Data entries for graphics:
:::::

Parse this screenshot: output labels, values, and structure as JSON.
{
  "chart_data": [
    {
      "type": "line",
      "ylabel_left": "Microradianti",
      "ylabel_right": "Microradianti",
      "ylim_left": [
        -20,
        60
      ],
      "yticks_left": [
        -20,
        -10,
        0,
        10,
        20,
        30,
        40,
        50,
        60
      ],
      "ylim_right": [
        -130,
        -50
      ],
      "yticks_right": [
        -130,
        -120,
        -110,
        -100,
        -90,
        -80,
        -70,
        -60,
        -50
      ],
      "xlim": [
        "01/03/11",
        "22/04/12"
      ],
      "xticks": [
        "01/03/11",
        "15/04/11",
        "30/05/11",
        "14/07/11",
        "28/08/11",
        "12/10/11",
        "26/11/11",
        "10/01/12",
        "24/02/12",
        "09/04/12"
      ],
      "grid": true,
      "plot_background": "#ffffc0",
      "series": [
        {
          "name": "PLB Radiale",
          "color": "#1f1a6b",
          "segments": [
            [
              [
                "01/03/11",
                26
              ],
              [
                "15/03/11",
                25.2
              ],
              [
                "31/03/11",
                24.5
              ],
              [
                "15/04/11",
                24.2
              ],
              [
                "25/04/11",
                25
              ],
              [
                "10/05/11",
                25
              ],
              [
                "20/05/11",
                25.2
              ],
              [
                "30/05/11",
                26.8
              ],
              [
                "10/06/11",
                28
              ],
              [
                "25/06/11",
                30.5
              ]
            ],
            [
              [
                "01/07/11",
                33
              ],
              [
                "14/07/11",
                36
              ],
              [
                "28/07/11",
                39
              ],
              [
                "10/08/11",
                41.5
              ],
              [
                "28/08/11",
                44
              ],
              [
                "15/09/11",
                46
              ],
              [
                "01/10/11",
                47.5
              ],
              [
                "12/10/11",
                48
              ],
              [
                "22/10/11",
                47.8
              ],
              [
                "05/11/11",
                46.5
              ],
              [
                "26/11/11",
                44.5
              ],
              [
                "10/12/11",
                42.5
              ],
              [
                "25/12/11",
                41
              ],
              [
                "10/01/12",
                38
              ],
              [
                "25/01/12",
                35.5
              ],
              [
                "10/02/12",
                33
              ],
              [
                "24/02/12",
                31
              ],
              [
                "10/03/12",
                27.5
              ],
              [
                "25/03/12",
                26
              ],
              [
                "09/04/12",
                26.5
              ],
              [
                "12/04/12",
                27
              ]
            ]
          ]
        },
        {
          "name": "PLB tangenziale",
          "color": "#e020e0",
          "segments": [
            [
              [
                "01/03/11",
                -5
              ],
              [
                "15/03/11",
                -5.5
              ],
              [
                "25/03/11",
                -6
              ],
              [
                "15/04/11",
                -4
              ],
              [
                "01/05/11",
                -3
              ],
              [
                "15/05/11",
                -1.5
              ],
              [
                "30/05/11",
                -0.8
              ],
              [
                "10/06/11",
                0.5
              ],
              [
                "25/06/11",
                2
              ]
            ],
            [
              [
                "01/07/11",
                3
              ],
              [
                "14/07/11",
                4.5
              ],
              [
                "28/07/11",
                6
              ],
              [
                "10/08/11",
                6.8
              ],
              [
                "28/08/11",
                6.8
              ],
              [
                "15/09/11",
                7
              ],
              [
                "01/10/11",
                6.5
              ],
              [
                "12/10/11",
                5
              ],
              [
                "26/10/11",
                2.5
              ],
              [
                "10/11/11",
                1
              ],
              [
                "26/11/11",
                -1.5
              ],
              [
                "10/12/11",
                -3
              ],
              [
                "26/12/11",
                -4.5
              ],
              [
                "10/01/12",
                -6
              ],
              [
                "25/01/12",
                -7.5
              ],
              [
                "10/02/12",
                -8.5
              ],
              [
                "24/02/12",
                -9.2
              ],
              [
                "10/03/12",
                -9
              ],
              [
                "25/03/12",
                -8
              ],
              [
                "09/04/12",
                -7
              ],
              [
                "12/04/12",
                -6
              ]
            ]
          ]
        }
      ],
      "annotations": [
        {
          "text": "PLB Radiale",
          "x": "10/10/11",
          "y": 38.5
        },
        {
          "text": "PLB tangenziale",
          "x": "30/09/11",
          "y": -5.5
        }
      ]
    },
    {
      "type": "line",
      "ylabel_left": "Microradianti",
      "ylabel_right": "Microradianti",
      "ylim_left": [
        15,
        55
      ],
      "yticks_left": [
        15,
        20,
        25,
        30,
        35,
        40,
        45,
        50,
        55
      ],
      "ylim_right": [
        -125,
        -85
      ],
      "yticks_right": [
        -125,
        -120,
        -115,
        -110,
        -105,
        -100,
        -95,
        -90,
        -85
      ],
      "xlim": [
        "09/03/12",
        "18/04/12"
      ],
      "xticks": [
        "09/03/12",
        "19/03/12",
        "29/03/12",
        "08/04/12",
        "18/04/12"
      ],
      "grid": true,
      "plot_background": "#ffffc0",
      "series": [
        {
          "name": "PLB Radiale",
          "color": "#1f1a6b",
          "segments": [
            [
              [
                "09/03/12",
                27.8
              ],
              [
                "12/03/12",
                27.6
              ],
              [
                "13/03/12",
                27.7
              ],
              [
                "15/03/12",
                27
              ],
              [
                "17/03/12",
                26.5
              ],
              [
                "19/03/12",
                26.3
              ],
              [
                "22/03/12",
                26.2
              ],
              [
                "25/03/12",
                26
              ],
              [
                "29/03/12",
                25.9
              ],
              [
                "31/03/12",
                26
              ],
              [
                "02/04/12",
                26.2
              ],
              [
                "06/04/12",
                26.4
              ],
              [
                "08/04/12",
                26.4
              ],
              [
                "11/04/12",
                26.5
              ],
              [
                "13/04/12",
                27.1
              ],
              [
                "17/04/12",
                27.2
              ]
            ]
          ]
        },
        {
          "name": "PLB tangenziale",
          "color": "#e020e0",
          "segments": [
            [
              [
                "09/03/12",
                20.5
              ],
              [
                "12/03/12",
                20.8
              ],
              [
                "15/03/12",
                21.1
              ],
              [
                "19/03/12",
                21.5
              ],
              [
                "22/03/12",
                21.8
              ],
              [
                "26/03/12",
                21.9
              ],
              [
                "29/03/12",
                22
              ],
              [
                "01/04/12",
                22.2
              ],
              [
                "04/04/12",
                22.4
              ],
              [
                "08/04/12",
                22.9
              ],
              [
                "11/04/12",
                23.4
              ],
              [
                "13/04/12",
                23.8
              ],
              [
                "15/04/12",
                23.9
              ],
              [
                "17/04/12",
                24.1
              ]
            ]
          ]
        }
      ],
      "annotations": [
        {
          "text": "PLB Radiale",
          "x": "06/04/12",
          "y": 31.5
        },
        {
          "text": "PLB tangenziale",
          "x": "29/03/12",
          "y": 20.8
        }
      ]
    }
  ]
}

:::::

▶ **Exercise**
Restate the whole listing exactly, leaving out nothing.

▶ **Result of the task**
Parse this screenshot: output labels, values, and structure as JSON.
{
  "chart_data": [
    {
      "type": "line",
      "ylabel_left": "Microradianti",
      "ylabel_right": "Microradianti",
      "ylim_left": [
        -20,
        60
      ],
      "yticks_left": [
        -20,
        -10,
        0,
        10,
        20,
        30,
        40,
        50,
        60
      ],
      "ylim_right": [
        -130,
        -50
      ],
      "yticks_right": [
        -130,
        -120,
        -110,
        -100,
        -90,
        -80,
        -70,
        -60,
        -50
      ],
      "xlim": [
        "01/03/11",
        "22/04/12"
      ],
      "xticks": [
        "01/03/11",
        "15/04/11",
        "30/05/11",
        "14/07/11",
        "28/08/11",
        "12/10/11",
        "26/11/11",
        "10/01/12",
        "24/02/12",
        "09/04/12"
      ],
      "grid": true,
      "plot_background": "#ffffc0",
      "series": [
        {
          "name": "PLB Radiale",
          "color": "#1f1a6b",
          "segments": [
            [
              [
                "01/03/11",
                26
              ],
              [
                "15/03/11",
                25.2
              ],
              [
                "31/03/11",
                24.5
              ],
              [
                "15/04/11",
                24.2
              ],
              [
                "25/04/11",
                25
              ],
              [
                "10/05/11",
                25
              ],
              [
                "20/05/11",
                25.2
              ],
              [
                "30/05/11",
                26.8
              ],
              [
                "10/06/11",
                28
              ],
              [
                "25/06/11",
                30.5
              ]
            ],
            [
              [
                "01/07/11",
                33
              ],
              [
                "14/07/11",
                36
              ],
              [
                "28/07/11",
                39
              ],
              [
                "10/08/11",
                41.5
              ],
              [
                "28/08/11",
                44
              ],
              [
                "15/09/11",
                46
              ],
              [
                "01/10/11",
                47.5
              ],
              [
                "12/10/11",
                48
              ],
              [
                "22/10/11",
                47.8
              ],
              [
                "05/11/11",
                46.5
              ],
              [
                "26/11/11",
                44.5
              ],
              [
                "10/12/11",
                42.5
              ],
              [
                "25/12/11",
                41
              ],
              [
                "10/01/12",
                38
              ],
              [
                "25/01/12",
                35.5
              ],
              [
                "10/02/12",
                33
              ],
              [
                "24/02/12",
                31
              ],
              [
                "10/03/12",
                27.5
              ],
              [
                "25/03/12",
                26
              ],
              [
                "09/04/12",
                26.5
              ],
              [
                "12/04/12",
                27
              ]
            ]
          ]
        },
        {
          "name": "PLB tangenziale",
          "color": "#e020e0",
          "segments": [
            [
              [
                "01/03/11",
                -5
              ],
              [
                "15/03/11",
                -5.5
              ],
              [
                "25/03/11",
                -6
              ],
              [
                "15/04/11",
                -4
              ],
              [
                "01/05/11",
                -3
              ],
              [
                "15/05/11",
                -1.5
              ],
              [
                "30/05/11",
                -0.8
              ],
              [
                "10/06/11",
                0.5
              ],
              [
                "25/06/11",
                2
              ]
            ],
            [
              [
                "01/07/11",
                3
              ],
              [
                "14/07/11",
                4.5
              ],
              [
                "28/07/11",
                6
              ],
              [
                "10/08/11",
                6.8
              ],
              [
                "28/08/11",
                6.8
              ],
              [
                "15/09/11",
                7
              ],
              [
                "01/10/11",
                6.5
              ],
              [
                "12/10/11",
                5
              ],
              [
                "26/10/11",
                2.5
              ],
              [
                "10/11/11",
                1
              ],
              [
                "26/11/11",
                -1.5
              ],
              [
                "10/12/11",
                -3
              ],
              [
                "26/12/11",
                -4.5
              ],
              [
                "10/01/12",
                -6
              ],
              [
                "25/01/12",
                -7.5
              ],
              [
                "10/02/12",
                -8.5
              ],
              [
                "24/02/12",
                -9.2
              ],
              [
                "10/03/12",
                -9
              ],
              [
                "25/03/12",
                -8
              ],
              [
                "09/04/12",
                -7
              ],
              [
                "12/04/12",
                -6
              ]
            ]
          ]
        }
      ],
      "annotations": [
        {
          "text": "PLB Radiale",
          "x": "10/10/11",
          "y": 38.5
        },
        {
          "text": "PLB tangenziale",
          "x": "30/09/11",
          "y": -5.5
        }
      ]
    },
    {
      "type": "line",
      "ylabel_left": "Microradianti",
      "ylabel_right": "Microradianti",
      "ylim_left": [
        15,
        55
      ],
      "yticks_left": [
        15,
        20,
        25,
        30,
        35,
        40,
        45,
        50,
        55
      ],
      "ylim_right": [
        -125,
        -85
      ],
      "yticks_right": [
        -125,
        -120,
        -115,
        -110,
        -105,
        -100,
        -95,
        -90,
        -85
      ],
      "xlim": [
        "09/03/12",
        "18/04/12"
      ],
      "xticks": [
        "09/03/12",
        "19/03/12",
        "29/03/12",
        "08/04/12",
        "18/04/12"
      ],
      "grid": true,
      "plot_background": "#ffffc0",
      "series": [
        {
          "name": "PLB Radiale",
          "color": "#1f1a6b",
          "segments": [
            [
              [
                "09/03/12",
                27.8
              ],
              [
                "12/03/12",
                27.6
              ],
              [
                "13/03/12",
                27.7
              ],
              [
                "15/03/12",
                27
              ],
              [
                "17/03/12",
                26.5
              ],
              [
                "19/03/12",
                26.3
              ],
              [
                "22/03/12",
                26.2
              ],
              [
                "25/03/12",
                26
              ],
              [
                "29/03/12",
                25.9
              ],
              [
                "31/03/12",
                26
              ],
              [
                "02/04/12",
                26.2
              ],
              [
                "06/04/12",
                26.4
              ],
              [
                "08/04/12",
                26.4
              ],
              [
                "11/04/12",
                26.5
              ],
              [
                "13/04/12",
                27.1
              ],
              [
                "17/04/12",
                27.2
              ]
            ]
          ]
        },
        {
          "name": "PLB tangenziale",
          "color": "#e020e0",
          "segments": [
            [
              [
                "09/03/12",
                20.5
              ],
              [
                "12/03/12",
                20.8
              ],
              [
                "15/03/12",
                21.1
              ],
              [
                "19/03/12",
                21.5
              ],
              [
                "22/03/12",
                21.8
              ],
              [
                "26/03/12",
                21.9
              ],
              [
                "29/03/12",
                22
              ],
              [
                "01/04/12",
                22.2
              ],
              [
                "04/04/12",
                22.4
              ],
              [
                "08/04/12",
                22.9
              ],
              [
                "11/04/12",
                23.4
              ],
              [
                "13/04/12",
                23.8
              ],
              [
                "15/04/12",
                23.9
              ],
              [
                "17/04/12",
                24.1
              ]
            ]
          ]
        }
      ],
      "annotations": [
        {
          "text": "PLB Radiale",
          "x": "06/04/12",
          "y": 31.5
        },
        {
          "text": "PLB tangenziale",
          "x": "29/03/12",
          "y": 20.8
        }
      ]
    }
  ]
}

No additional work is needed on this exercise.